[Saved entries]
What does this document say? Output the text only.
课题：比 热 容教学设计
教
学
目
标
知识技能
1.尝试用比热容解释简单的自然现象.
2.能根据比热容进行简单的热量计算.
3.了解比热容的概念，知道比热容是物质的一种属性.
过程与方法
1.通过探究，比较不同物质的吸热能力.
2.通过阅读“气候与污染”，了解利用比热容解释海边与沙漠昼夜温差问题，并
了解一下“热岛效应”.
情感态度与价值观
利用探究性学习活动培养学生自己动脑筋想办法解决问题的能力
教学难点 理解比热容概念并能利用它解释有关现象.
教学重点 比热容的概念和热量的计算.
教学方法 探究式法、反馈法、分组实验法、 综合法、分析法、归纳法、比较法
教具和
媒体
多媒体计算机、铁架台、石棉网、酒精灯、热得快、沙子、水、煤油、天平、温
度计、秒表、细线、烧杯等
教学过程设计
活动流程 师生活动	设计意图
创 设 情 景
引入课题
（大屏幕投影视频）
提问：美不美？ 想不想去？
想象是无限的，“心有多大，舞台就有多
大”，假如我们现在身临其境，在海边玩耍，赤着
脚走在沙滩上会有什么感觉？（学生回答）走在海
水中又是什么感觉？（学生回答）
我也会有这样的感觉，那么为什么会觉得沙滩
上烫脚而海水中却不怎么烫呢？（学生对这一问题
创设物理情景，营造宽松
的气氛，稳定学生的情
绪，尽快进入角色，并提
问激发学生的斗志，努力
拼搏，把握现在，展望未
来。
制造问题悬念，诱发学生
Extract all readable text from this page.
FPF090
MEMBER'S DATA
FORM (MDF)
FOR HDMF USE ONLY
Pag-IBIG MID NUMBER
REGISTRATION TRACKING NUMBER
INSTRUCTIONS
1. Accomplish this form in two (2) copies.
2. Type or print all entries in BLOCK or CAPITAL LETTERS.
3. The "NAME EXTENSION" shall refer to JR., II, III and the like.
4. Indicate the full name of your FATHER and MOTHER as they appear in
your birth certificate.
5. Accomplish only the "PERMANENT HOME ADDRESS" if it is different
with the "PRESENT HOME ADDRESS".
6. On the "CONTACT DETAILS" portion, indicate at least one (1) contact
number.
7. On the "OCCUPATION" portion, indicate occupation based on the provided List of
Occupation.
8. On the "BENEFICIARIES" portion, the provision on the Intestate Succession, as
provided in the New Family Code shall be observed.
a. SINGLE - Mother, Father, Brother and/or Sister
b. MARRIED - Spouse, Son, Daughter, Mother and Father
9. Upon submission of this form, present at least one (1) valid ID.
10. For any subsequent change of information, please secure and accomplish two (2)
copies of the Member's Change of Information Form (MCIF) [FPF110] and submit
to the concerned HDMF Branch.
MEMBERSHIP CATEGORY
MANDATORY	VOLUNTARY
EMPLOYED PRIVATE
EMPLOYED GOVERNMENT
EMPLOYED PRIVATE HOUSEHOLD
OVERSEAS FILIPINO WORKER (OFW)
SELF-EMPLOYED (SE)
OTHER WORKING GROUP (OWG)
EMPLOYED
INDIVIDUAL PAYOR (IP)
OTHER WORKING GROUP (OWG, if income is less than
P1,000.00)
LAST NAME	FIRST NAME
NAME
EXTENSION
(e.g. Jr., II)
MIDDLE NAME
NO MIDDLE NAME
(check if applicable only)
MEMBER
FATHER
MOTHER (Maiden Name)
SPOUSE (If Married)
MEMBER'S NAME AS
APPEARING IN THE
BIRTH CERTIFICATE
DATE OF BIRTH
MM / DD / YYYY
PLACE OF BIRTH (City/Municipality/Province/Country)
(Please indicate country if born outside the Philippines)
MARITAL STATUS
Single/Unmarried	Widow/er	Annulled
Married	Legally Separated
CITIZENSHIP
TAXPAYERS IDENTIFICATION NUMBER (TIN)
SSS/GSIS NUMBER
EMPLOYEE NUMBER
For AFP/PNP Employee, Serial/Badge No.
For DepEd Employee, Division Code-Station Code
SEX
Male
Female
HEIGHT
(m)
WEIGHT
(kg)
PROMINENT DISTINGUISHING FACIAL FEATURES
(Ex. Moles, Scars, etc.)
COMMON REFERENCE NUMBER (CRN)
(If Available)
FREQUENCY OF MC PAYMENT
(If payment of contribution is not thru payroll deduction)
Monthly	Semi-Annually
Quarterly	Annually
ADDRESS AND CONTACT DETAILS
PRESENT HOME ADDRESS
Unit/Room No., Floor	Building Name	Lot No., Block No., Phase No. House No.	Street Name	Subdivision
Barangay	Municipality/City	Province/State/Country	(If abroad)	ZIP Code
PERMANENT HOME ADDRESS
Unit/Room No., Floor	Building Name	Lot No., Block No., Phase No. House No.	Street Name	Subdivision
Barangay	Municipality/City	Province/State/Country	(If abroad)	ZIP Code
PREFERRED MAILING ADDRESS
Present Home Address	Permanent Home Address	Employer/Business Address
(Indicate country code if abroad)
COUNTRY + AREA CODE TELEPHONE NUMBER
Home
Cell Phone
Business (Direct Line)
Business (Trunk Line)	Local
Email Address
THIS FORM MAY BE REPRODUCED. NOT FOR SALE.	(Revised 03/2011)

§ Aim:
All of the entries above should be written out again exactly.

§ Answer to this task:
What does this document say? Output the text only.
课题：比 热 容教学设计
教
学
目
标
知识技能
1.尝试用比热容解释简单的自然现象.
2.能根据比热容进行简单的热量计算.
3.了解比热容的概念，知道比热容是物质的一种属性.
过程与方法
1.通过探究，比较不同物质的吸热能力.
2.通过阅读“气候与污染”，了解利用比热容解释海边与沙漠昼夜温差问题，并
了解一下“热岛效应”.
情感态度与价值观
利用探究性学习活动培养学生自己动脑筋想办法解决问题的能力
教学难点 理解比热容概念并能利用它解释有关现象.
教学重点 比热容的概念和热量的计算.
教学方法 探究式法、反馈法、分组实验法、 综合法、分析法、归纳法、比较法
教具和
媒体
多媒体计算机、铁架台、石棉网、酒精灯、热得快、沙子、水、煤油、天平、温
度计、秒表、细线、烧杯等
教学过程设计
活动流程 师生活动	设计意图
创 设 情 景
引入课题
（大屏幕投影视频）
提问：美不美？ 想不想去？
想象是无限的，“心有多大，舞台就有多
大”，假如我们现在身临其境，在海边玩耍，赤着
脚走在沙滩上会有什么感觉？（学生回答）走在海
水中又是什么感觉？（学生回答）
我也会有这样的感觉，那么为什么会觉得沙滩
上烫脚而海水中却不怎么烫呢？（学生对这一问题
创设物理情景，营造宽松
的气氛，稳定学生的情
绪，尽快进入角色，并提
问激发学生的斗志，努力
拼搏，把握现在，展望未
来。
制造问题悬念，诱发学生
Extract all readable text from this page.
FPF090
MEMBER'S DATA
FORM (MDF)
FOR HDMF USE ONLY
Pag-IBIG MID NUMBER
REGISTRATION TRACKING NUMBER
INSTRUCTIONS
1. Accomplish this form in two (2) copies.
2. Type or print all entries in BLOCK or CAPITAL LETTERS.
3. The "NAME EXTENSION" shall refer to JR., II, III and the like.
4. Indicate the full name of your FATHER and MOTHER as they appear in
your birth certificate.
5. Accomplish only the "PERMANENT HOME ADDRESS" if it is different
with the "PRESENT HOME ADDRESS".
6. On the "CONTACT DETAILS" portion, indicate at least one (1) contact
number.
7. On the "OCCUPATION" portion, indicate occupation based on the provided List of
Occupation.
8. On the "BENEFICIARIES" portion, the provision on the Intestate Succession, as
provided in the New Family Code shall be observed.
a. SINGLE - Mother, Father, Brother and/or Sister
b. MARRIED - Spouse, Son, Daughter, Mother and Father
9. Upon submission of this form, present at least one (1) valid ID.
10. For any subsequent change of information, please secure and accomplish two (2)
copies of the Member's Change of Information Form (MCIF) [FPF110] and submit
to the concerned HDMF Branch.
MEMBERSHIP CATEGORY
MANDATORY	VOLUNTARY
EMPLOYED PRIVATE
EMPLOYED GOVERNMENT
EMPLOYED PRIVATE HOUSEHOLD
OVERSEAS FILIPINO WORKER (OFW)
SELF-EMPLOYED (SE)
OTHER WORKING GROUP (OWG)
EMPLOYED
INDIVIDUAL PAYOR (IP)
OTHER WORKING GROUP (OWG, if income is less than
P1,000.00)
LAST NAME	FIRST NAME
NAME
EXTENSION
(e.g. Jr., II)
MIDDLE NAME
NO MIDDLE NAME
(check if applicable only)
MEMBER
FATHER
MOTHER (Maiden Name)
SPOUSE (If Married)
MEMBER'S NAME AS
APPEARING IN THE
BIRTH CERTIFICATE
DATE OF BIRTH
MM / DD / YYYY
PLACE OF BIRTH (City/Municipality/Province/Country)
(Please indicate country if born outside the Philippines)
MARITAL STATUS
Single/Unmarried	Widow/er	Annulled
Married	Legally Separated
CITIZENSHIP
TAXPAYERS IDENTIFICATION NUMBER (TIN)
SSS/GSIS NUMBER
EMPLOYEE NUMBER
For AFP/PNP Employee, Serial/Badge No.
For DepEd Employee, Division Code-Station Code
SEX
Male
Female
HEIGHT
(m)
WEIGHT
(kg)
PROMINENT DISTINGUISHING FACIAL FEATURES
(Ex. Moles, Scars, etc.)
COMMON REFERENCE NUMBER (CRN)
(If Available)
FREQUENCY OF MC PAYMENT
(If payment of contribution is not thru payroll deduction)
Monthly	Semi-Annually
Quarterly	Annually
ADDRESS AND CONTACT DETAILS
PRESENT HOME ADDRESS
Unit/Room No., Floor	Building Name	Lot No., Block No., Phase No. House No.	Street Name	Subdivision
Barangay	Municipality/City	Province/State/Country	(If abroad)	ZIP Code
PERMANENT HOME ADDRESS
Unit/Room No., Floor	Building Name	Lot No., Block No., Phase No. House No.	Street Name	Subdivision
Barangay	Municipality/City	Province/State/Country	(If abroad)	ZIP Code
PREFERRED MAILING ADDRESS
Present Home Address	Permanent Home Address	Employer/Business Address
(Indicate country code if abroad)
COUNTRY + AREA CODE TELEPHONE NUMBER
Home
Cell Phone
Business (Direct Line)
Business (Trunk Line)	Local
Email Address
THIS FORM MAY BE REPRODUCED. NOT FOR SALE.	(Revised 03/2011)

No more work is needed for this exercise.